- Given request:
Return the number of lines that contain the word "name", and return nothing else.

- Materials provided:
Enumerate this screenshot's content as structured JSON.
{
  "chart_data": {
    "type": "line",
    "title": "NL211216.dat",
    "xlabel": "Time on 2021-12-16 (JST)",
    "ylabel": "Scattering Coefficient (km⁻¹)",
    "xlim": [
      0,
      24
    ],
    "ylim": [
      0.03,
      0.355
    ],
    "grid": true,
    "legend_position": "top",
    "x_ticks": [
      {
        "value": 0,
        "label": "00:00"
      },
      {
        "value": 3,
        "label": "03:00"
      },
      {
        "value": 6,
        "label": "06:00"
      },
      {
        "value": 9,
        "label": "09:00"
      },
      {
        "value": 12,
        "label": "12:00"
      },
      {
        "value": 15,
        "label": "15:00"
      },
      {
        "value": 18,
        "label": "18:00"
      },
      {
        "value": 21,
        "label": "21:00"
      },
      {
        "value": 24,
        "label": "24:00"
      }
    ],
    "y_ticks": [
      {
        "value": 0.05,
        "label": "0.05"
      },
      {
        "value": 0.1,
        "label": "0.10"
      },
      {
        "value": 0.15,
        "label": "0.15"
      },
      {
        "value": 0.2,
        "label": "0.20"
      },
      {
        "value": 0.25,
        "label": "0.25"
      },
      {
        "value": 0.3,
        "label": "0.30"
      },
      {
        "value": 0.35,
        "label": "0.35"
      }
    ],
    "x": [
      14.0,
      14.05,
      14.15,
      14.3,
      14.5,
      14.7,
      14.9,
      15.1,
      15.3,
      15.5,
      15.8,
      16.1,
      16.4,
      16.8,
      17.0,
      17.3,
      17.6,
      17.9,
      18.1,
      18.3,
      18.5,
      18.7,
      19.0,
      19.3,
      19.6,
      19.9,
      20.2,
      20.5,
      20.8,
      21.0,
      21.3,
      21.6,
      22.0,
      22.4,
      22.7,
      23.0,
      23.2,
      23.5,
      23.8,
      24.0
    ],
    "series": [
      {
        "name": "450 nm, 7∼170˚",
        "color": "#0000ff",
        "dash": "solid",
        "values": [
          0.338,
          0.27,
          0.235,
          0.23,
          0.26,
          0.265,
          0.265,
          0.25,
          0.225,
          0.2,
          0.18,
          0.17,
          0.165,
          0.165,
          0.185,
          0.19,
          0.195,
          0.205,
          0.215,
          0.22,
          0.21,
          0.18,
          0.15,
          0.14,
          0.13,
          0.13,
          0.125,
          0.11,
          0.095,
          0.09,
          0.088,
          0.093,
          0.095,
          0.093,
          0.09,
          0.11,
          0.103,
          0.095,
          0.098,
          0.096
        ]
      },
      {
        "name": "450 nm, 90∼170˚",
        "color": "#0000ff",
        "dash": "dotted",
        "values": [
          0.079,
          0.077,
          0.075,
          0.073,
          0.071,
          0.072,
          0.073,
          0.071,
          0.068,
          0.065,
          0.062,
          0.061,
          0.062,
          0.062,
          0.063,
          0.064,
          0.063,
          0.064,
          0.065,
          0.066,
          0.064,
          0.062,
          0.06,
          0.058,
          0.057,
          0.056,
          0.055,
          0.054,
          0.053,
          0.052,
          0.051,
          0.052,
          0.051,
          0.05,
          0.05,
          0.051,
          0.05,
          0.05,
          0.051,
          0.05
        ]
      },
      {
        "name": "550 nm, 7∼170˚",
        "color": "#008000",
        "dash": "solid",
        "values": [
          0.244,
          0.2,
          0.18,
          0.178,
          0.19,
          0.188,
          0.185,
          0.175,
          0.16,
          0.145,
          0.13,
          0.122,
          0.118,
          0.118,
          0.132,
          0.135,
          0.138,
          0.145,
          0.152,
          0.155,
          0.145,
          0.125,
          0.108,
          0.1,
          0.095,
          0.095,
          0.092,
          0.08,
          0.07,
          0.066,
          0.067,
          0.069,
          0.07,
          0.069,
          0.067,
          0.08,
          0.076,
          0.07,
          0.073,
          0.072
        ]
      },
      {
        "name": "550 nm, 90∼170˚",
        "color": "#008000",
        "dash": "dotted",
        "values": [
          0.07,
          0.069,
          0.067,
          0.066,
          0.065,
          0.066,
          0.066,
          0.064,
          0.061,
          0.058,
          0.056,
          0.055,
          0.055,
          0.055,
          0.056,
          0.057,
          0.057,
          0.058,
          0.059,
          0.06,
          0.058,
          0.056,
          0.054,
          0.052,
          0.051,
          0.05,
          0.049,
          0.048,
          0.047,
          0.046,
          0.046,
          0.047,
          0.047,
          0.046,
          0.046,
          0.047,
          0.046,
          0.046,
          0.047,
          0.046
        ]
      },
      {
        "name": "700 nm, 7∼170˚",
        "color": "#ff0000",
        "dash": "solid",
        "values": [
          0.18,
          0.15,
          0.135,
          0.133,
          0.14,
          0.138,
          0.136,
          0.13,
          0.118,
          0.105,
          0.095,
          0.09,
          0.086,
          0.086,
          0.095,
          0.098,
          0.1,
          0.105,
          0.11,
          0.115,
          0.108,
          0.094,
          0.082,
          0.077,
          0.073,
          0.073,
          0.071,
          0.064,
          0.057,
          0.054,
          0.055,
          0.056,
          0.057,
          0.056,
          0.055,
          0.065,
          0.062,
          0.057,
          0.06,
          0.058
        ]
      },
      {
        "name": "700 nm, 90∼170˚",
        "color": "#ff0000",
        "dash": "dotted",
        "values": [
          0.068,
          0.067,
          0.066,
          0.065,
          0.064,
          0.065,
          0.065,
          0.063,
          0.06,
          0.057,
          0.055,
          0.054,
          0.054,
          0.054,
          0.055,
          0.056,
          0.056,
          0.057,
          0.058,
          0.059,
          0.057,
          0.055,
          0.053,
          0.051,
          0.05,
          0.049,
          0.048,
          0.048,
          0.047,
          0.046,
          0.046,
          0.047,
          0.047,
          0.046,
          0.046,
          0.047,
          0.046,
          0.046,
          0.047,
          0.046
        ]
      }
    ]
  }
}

- Written solution:
6